### Exercise instructions
Begin at the line containing "Give me a plain-text" and restate it and each line after it exactly, up to and including the last line below. Leave pictures out.

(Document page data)
===

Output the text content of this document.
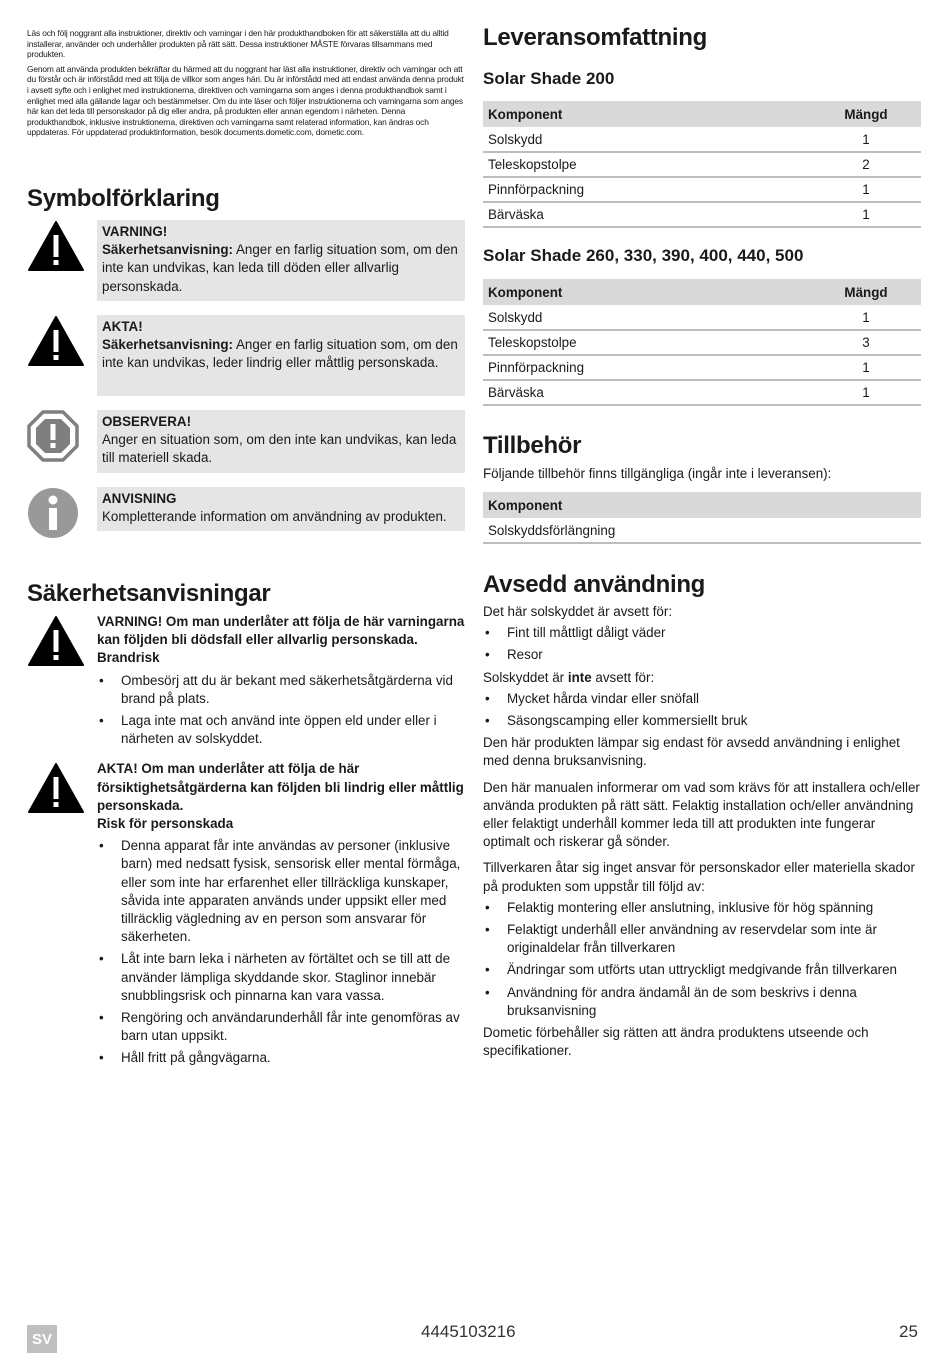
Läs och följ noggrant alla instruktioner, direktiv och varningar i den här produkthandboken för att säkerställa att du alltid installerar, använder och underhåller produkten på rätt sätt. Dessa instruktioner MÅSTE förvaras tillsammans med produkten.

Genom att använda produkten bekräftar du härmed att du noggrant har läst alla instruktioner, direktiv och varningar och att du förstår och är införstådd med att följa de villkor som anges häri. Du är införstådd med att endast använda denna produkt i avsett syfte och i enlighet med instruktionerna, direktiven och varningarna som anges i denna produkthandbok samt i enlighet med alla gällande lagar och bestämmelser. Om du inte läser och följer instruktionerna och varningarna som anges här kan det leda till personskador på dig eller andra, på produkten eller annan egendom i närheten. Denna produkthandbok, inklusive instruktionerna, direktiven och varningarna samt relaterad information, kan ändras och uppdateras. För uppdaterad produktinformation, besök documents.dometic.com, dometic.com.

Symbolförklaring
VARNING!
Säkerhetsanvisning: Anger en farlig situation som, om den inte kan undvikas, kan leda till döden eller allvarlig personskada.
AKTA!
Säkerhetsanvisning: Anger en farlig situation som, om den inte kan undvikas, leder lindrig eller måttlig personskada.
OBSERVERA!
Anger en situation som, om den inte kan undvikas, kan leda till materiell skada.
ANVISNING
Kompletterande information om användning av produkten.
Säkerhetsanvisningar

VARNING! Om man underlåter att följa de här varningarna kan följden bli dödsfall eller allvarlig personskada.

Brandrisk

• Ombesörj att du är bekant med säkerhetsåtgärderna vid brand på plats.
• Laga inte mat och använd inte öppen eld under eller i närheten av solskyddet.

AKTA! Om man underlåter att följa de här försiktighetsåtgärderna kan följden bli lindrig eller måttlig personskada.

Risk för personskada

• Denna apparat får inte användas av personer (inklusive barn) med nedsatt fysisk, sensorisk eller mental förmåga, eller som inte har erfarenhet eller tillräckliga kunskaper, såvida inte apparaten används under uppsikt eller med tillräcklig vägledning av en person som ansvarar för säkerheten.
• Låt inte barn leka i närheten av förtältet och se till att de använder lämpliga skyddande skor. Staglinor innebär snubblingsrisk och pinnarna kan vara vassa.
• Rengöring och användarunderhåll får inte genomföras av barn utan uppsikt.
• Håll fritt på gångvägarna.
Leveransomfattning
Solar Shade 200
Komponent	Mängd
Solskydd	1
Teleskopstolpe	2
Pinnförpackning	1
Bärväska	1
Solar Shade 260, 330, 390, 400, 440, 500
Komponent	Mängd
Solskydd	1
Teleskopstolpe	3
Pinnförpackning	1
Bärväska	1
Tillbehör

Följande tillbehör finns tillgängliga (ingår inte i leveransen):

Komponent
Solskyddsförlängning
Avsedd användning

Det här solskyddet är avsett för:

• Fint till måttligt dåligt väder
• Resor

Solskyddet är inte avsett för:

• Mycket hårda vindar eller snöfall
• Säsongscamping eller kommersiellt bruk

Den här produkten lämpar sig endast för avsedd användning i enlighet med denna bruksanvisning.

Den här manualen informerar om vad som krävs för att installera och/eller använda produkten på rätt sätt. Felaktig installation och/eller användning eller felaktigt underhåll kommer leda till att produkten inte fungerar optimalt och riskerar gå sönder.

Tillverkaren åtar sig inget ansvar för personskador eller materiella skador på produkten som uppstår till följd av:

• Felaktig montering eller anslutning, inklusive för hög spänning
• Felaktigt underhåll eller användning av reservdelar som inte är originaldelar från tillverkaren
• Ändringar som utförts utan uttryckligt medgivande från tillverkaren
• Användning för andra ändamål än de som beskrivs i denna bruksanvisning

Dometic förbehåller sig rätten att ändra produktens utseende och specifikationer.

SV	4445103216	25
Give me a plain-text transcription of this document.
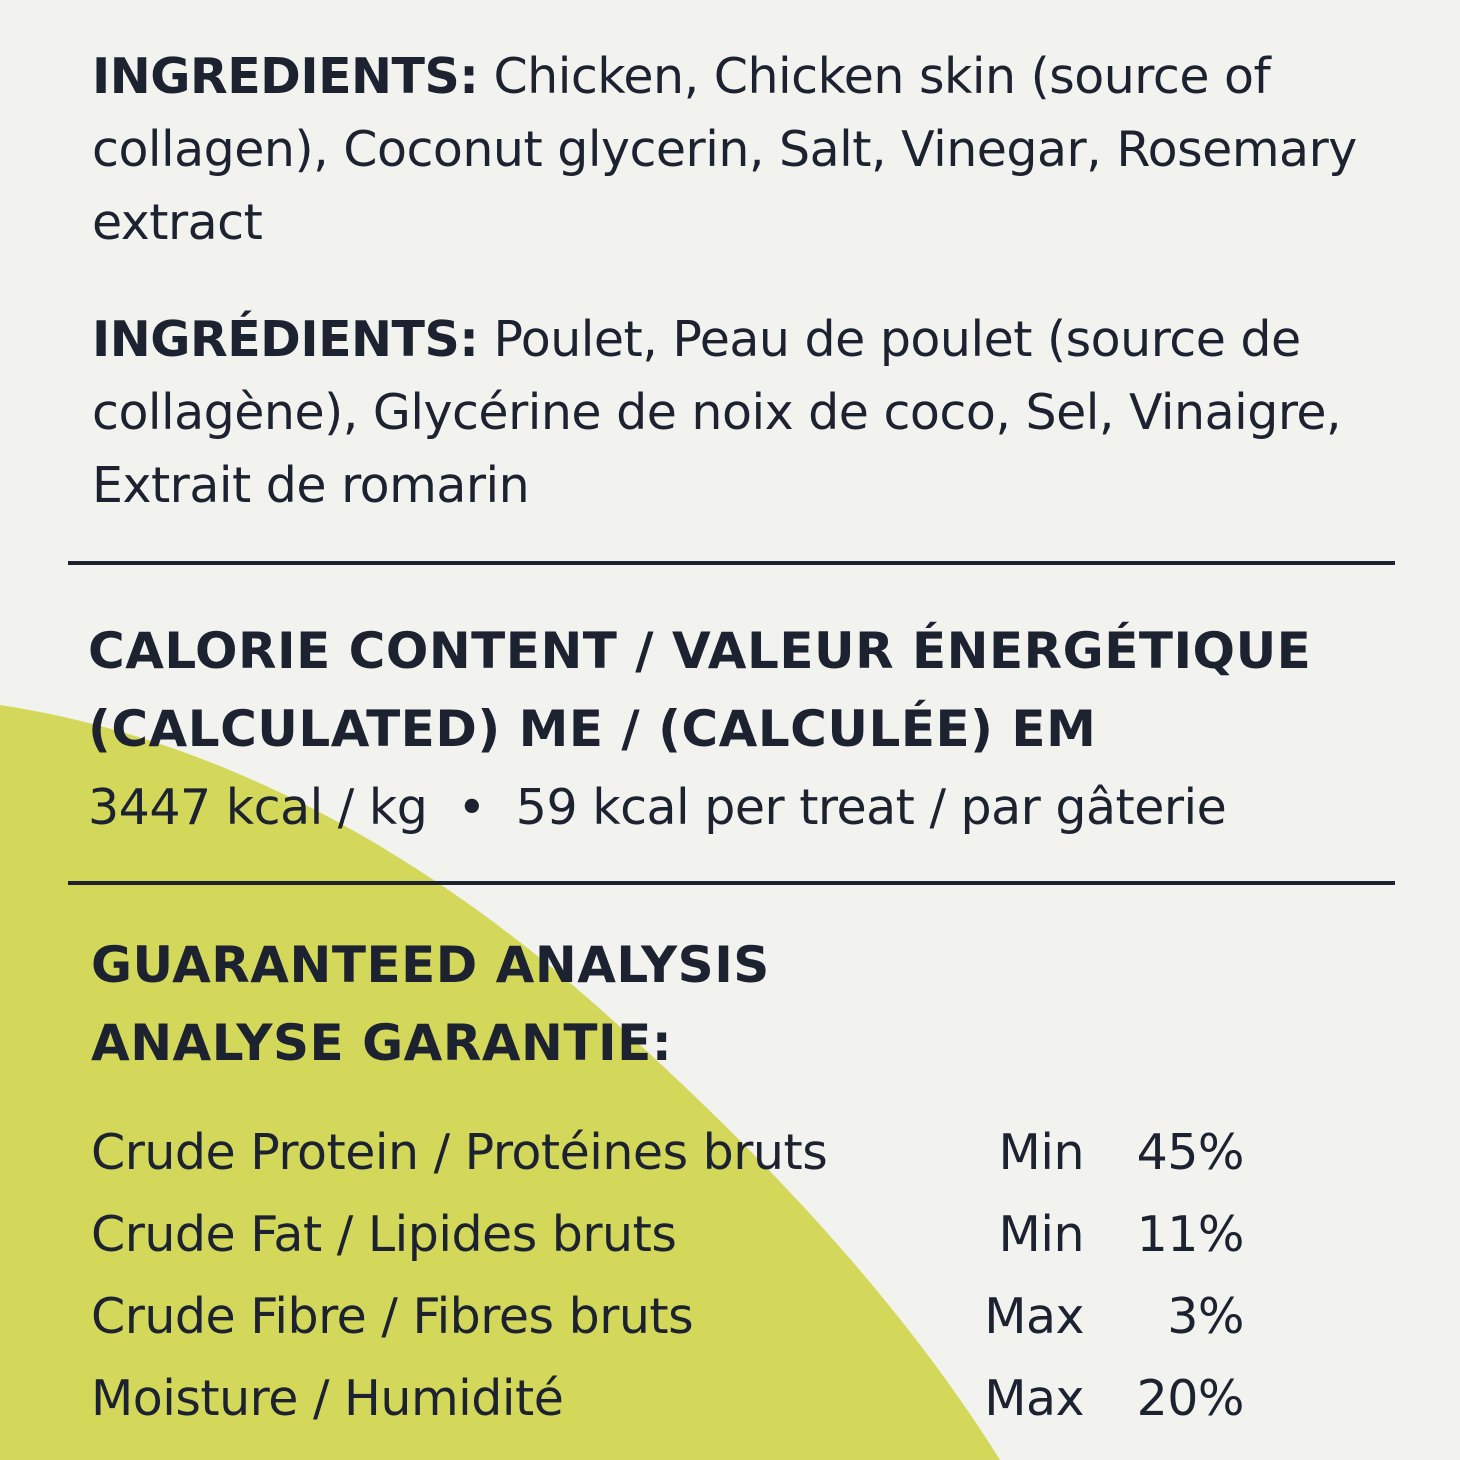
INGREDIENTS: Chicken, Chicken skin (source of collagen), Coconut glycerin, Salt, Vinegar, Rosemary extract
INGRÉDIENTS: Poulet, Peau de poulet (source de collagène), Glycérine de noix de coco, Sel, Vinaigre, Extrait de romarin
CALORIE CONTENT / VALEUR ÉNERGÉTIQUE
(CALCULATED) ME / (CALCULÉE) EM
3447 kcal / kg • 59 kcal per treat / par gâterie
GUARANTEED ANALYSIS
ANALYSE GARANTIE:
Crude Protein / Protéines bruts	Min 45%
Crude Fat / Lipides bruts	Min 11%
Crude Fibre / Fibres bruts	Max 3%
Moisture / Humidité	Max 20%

===

### Task response
Give me a plain-text transcription of this document.
INGREDIENTS: Chicken, Chicken skin (source of collagen), Coconut glycerin, Salt, Vinegar, Rosemary extract
INGRÉDIENTS: Poulet, Peau de poulet (source de collagène), Glycérine de noix de coco, Sel, Vinaigre, Extrait de romarin
CALORIE CONTENT / VALEUR ÉNERGÉTIQUE
(CALCULATED) ME / (CALCULÉE) EM
3447 kcal / kg • 59 kcal per treat / par gâterie
GUARANTEED ANALYSIS
ANALYSE GARANTIE:
Crude Protein / Protéines bruts	Min 45%
Crude Fat / Lipides bruts	Min 11%
Crude Fibre / Fibres bruts	Max 3%
Moisture / Humidité	Max 20%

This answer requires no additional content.